TASK GOAL
Search the data for the word "title" and copy every line where it occurs.

RECORDED DATA
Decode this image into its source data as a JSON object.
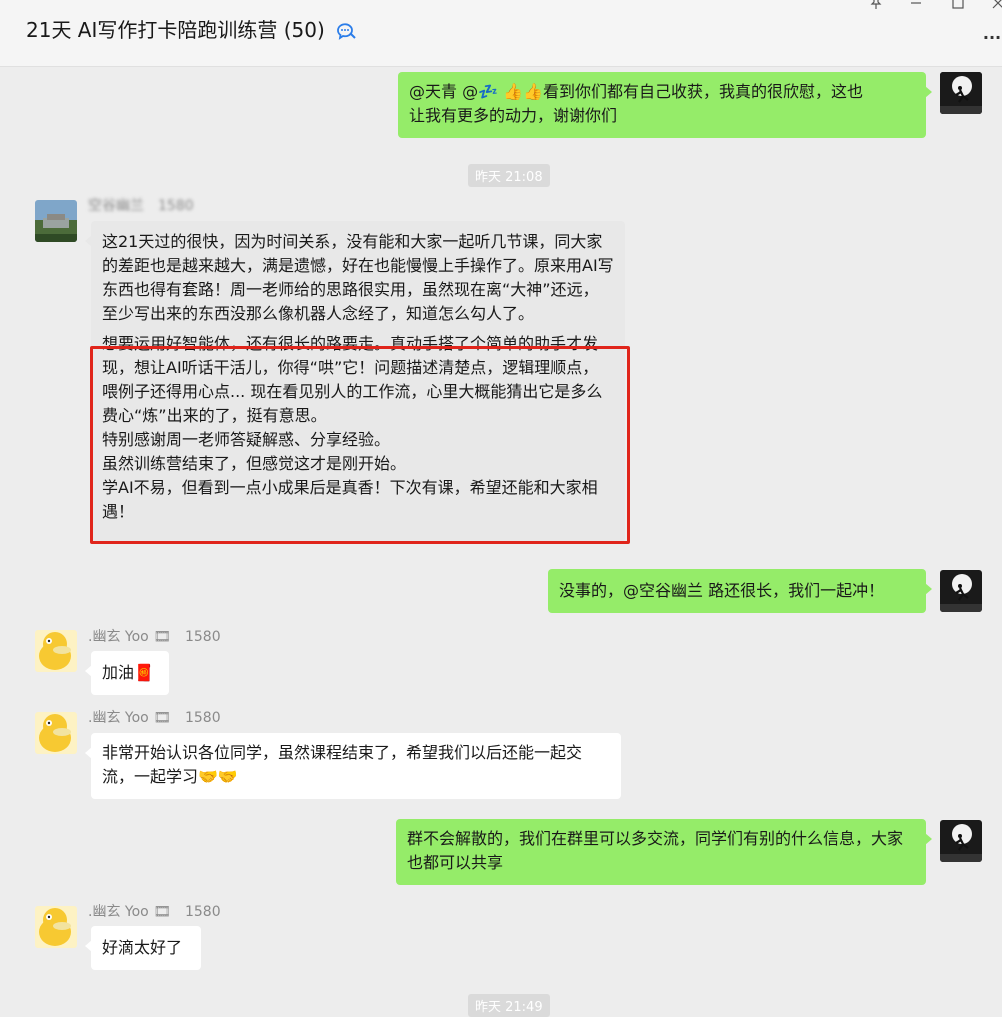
{
  "header": {
    "title": "21天 AI写作打卡陪跑训练营 (50)",
    "controls": [
      "pin-icon",
      "minimize-icon",
      "maximize-icon",
      "more-icon"
    ]
  },
  "messages": [
    {
      "id": "m1",
      "side": "me",
      "text_line1": "@天青 @💤 👍👍看到你们都有自己收获，我真的很欣慰，这也",
      "text_line2": "让我有更多的动力，谢谢你们"
    },
    {
      "id": "t1",
      "type": "time",
      "text": "昨天 21:08"
    },
    {
      "id": "m2",
      "side": "other",
      "sender": "空谷幽兰",
      "sender_num": "1580",
      "para1": "这21天过的很快，因为时间关系，没有能和大家一起听几节课，同大家的差距也是越来越大，满是遗憾，好在也能慢慢上手操作了。原来用AI写东西也得有套路！周一老师给的思路很实用，虽然现在离“大神”还远，至少写出来的东西没那么像机器人念经了，知道怎么勾人了。",
      "para2": "想要运用好智能体，还有很长的路要走。真动手搭了个简单的助手才发现，想让AI听话干活儿，你得“哄”它！问题描述清楚点，逻辑理顺点，喂例子还得用心点... 现在看见别人的工作流，心里大概能猜出它是多么费心“炼”出来的了，挺有意思。",
      "para3": "特别感谢周一老师答疑解惑、分享经验。",
      "para4": "虽然训练营结束了，但感觉这才是刚开始。",
      "para5": "学AI不易，但看到一点小成果后是真香！下次有课，希望还能和大家相遇！"
    },
    {
      "id": "m3",
      "side": "me",
      "text": "没事的，@空谷幽兰 路还很长，我们一起冲！"
    },
    {
      "id": "m4",
      "side": "other",
      "sender": ".幽玄 Yoo",
      "sender_num": "1580",
      "text": "加油🧧"
    },
    {
      "id": "m5",
      "side": "other",
      "sender": ".幽玄 Yoo",
      "sender_num": "1580",
      "text": "非常开始认识各位同学，虽然课程结束了，希望我们以后还能一起交流，一起学习🤝🤝"
    },
    {
      "id": "m6",
      "side": "me",
      "text": "群不会解散的，我们在群里可以多交流，同学们有别的什么信息，大家也都可以共享"
    },
    {
      "id": "m7",
      "side": "other",
      "sender": ".幽玄 Yoo",
      "sender_num": "1580",
      "text": "好滴太好了"
    },
    {
      "id": "t2",
      "type": "time",
      "text": "昨天 21:49"
    }
  ],
  "colors": {
    "my_bubble": "#95ec69",
    "other_bubble": "#ffffff",
    "highlight": "#e0251b",
    "background": "#ededed"
  }
}
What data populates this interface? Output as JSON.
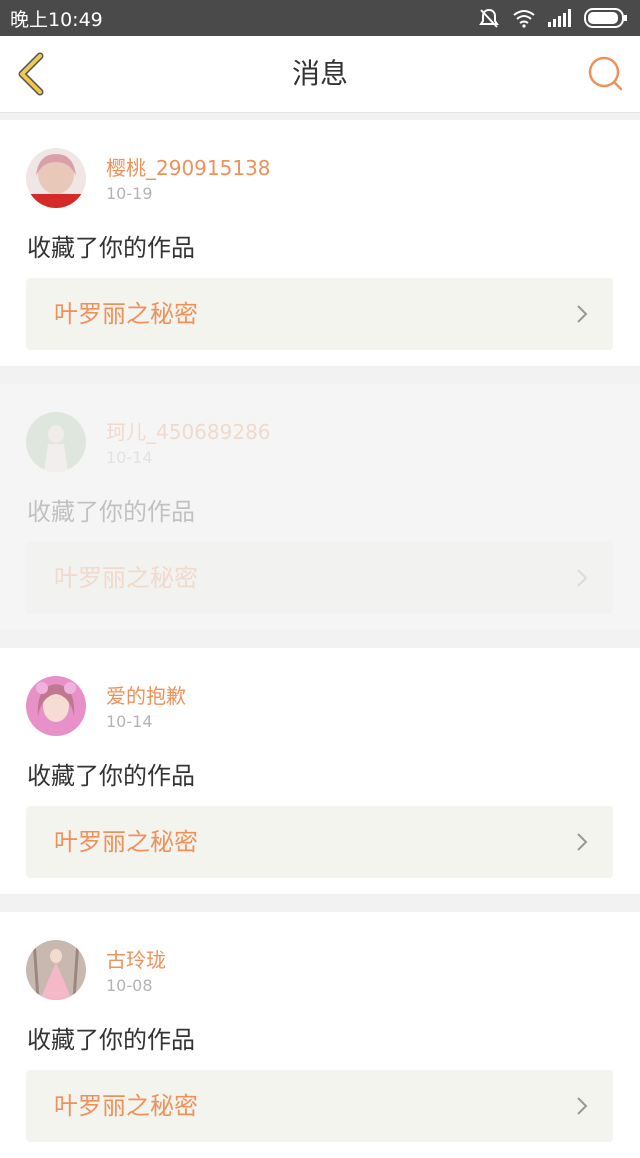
{
  "status_bar": {
    "time": "晚上10:49",
    "icons": [
      "mute-icon",
      "wifi-icon",
      "signal-icon",
      "battery-icon"
    ]
  },
  "nav": {
    "title": "消息",
    "back_icon": "chevron-left-icon",
    "search_icon": "search-icon"
  },
  "colors": {
    "accent": "#f0915a",
    "back_icon": "#f2c94c",
    "status_bar_bg": "#4a4a4a",
    "work_link_bg": "#f4f4ef"
  },
  "messages": [
    {
      "user": "樱桃_290915138",
      "date": "10-19",
      "action": "收藏了你的作品",
      "work": "叶罗丽之秘密",
      "faded": false
    },
    {
      "user": "珂儿_450689286",
      "date": "10-14",
      "action": "收藏了你的作品",
      "work": "叶罗丽之秘密",
      "faded": true
    },
    {
      "user": "爱的抱歉",
      "date": "10-14",
      "action": "收藏了你的作品",
      "work": "叶罗丽之秘密",
      "faded": false
    },
    {
      "user": "古玲珑",
      "date": "10-08",
      "action": "收藏了你的作品",
      "work": "叶罗丽之秘密",
      "faded": false
    }
  ]
}
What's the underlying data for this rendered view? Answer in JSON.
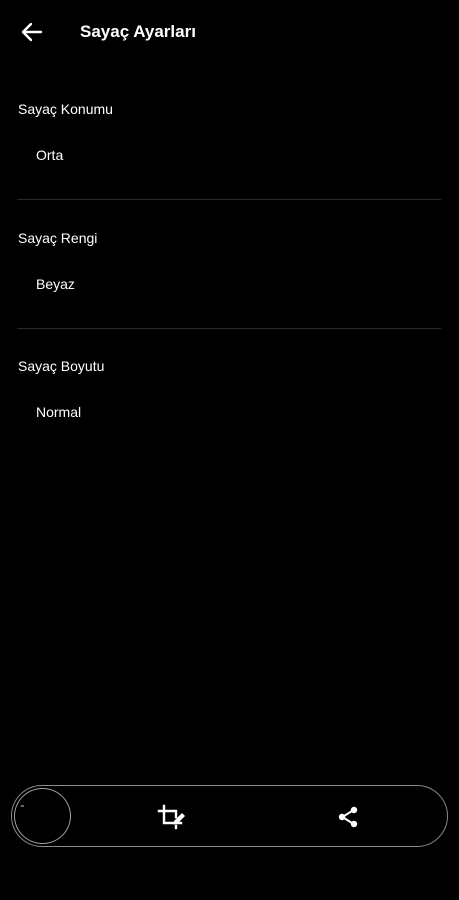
{
  "header": {
    "title": "Sayaç Ayarları",
    "back_icon": "arrow-left-icon"
  },
  "settings": [
    {
      "label": "Sayaç Konumu",
      "value": "Orta"
    },
    {
      "label": "Sayaç Rengi",
      "value": "Beyaz"
    },
    {
      "label": "Sayaç Boyutu",
      "value": "Normal"
    }
  ],
  "bottom_bar": {
    "record_icon": "record-circle-icon",
    "edit_icon": "crop-edit-icon",
    "share_icon": "share-icon"
  },
  "colors": {
    "background": "#000000",
    "text": "#ffffff",
    "divider": "#2a2a2a",
    "bar_border": "#8a8a8a"
  }
}
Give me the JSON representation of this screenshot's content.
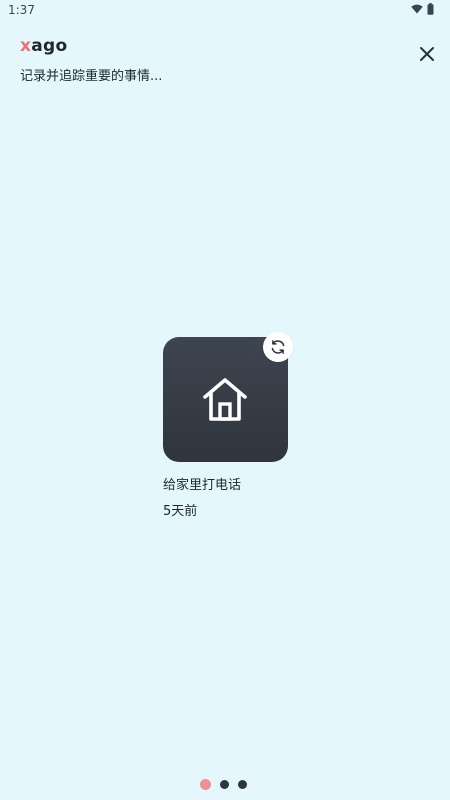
{
  "status_bar": {
    "time": "1:37",
    "icons": [
      "wifi-icon",
      "battery-icon"
    ]
  },
  "header": {
    "brand_x": "x",
    "brand_rest": "ago",
    "tagline": "记录并追踪重要的事情...",
    "close_icon": "close-icon"
  },
  "card": {
    "icon": "home-icon",
    "action_icon": "refresh-icon",
    "title": "给家里打电话",
    "age": "5天前"
  },
  "pager": {
    "count": 3,
    "active_index": 0
  },
  "colors": {
    "background": "#e4f7fc",
    "brand_accent": "#ee6f76",
    "card": "#363c46",
    "active_dot": "#ef8f96"
  }
}
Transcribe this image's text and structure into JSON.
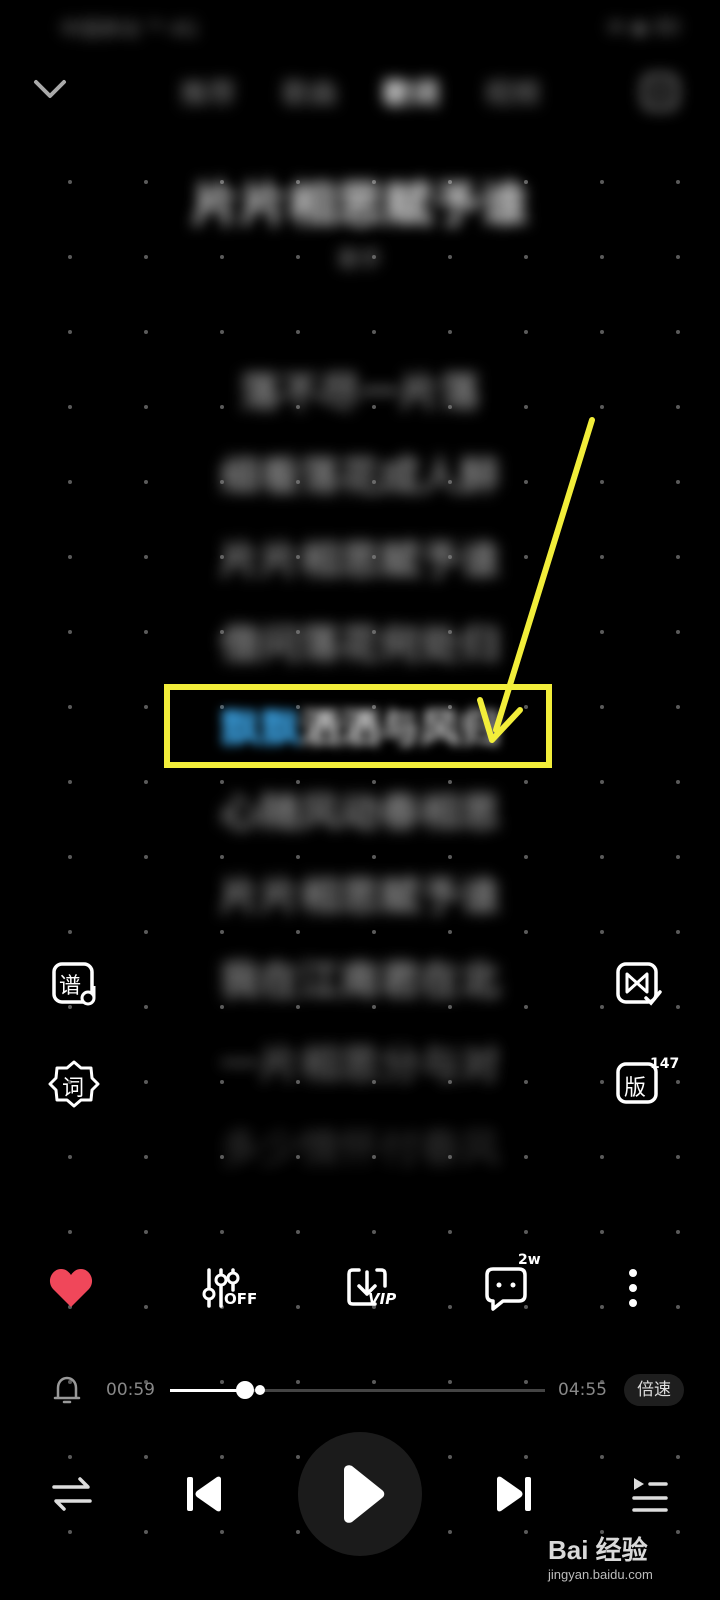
{
  "status_bar": {
    "left_text": "中国移动 ᵀᴺ 4G",
    "right_text": "✉ ◉ 80"
  },
  "header": {
    "tabs": [
      "推荐",
      "歌曲",
      "歌词",
      "视频"
    ],
    "active_tab_index": 2
  },
  "song": {
    "title": "片片相思赋予谁",
    "artist": "歌手"
  },
  "lyrics": [
    "落不尽一片落",
    "细看落花成人醉",
    "片片相思赋予谁",
    "借问落花何处归",
    "",
    "心随风动春相思",
    "片片相思赋予谁",
    "我在江南君在北",
    "一片相思分与对",
    "多少情怀付春风"
  ],
  "active_lyric": {
    "highlighted": "飘飘",
    "rest": "洒洒与风归",
    "index": 4
  },
  "side_controls": {
    "sheet_label": "谱",
    "lyric_label": "词",
    "version_label": "版",
    "version_count": "147"
  },
  "actions": {
    "eq_label": "OFF",
    "download_label": "VIP",
    "comment_count": "2w"
  },
  "progress": {
    "elapsed": "00:59",
    "duration": "04:55",
    "fraction": 0.2,
    "speed_label": "倍速"
  },
  "watermark": {
    "brand": "Bai 经验",
    "url": "jingyan.baidu.com"
  },
  "colors": {
    "like": "#f0475a",
    "lyric_highlight": "#3aa0e0",
    "annotation": "#f2ee3a"
  }
}
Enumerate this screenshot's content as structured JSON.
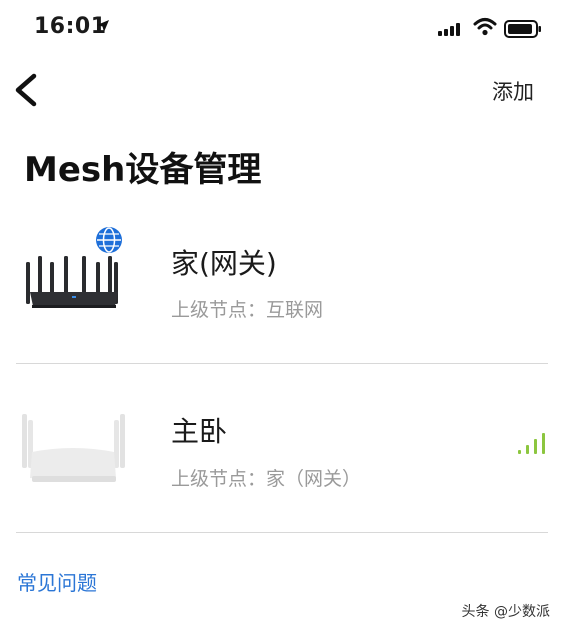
{
  "status_bar": {
    "time": "16:01",
    "icons": [
      "location-arrow-icon",
      "cellular-signal-icon",
      "wifi-icon",
      "battery-icon"
    ]
  },
  "nav": {
    "back_icon": "chevron-left-icon",
    "add_label": "添加"
  },
  "page": {
    "title": "Mesh设备管理"
  },
  "devices": [
    {
      "name": "家(网关)",
      "parent": "上级节点：互联网",
      "icon": "router-dark-icon",
      "badge_icon": "globe-icon",
      "badge_color": "#1e6fd9"
    },
    {
      "name": "主卧",
      "parent": "上级节点：家（网关）",
      "icon": "router-light-icon",
      "signal_icon": "signal-strength-icon",
      "signal_color": "#8cc63f"
    }
  ],
  "footer": {
    "faq_label": "常见问题",
    "link_color": "#2b76d6"
  },
  "watermark": {
    "text": "头条 @少数派"
  }
}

THE COMPLETED TASK
    "title": "21天 AI写作打卡陪跑训练营 (50)",
    "title": "消息",
    "title": "Sayaç Ayarları",
    "title": "给家里打电话",
    "title": "片片相思赋予谁",
    "title": "Mesh设备管理"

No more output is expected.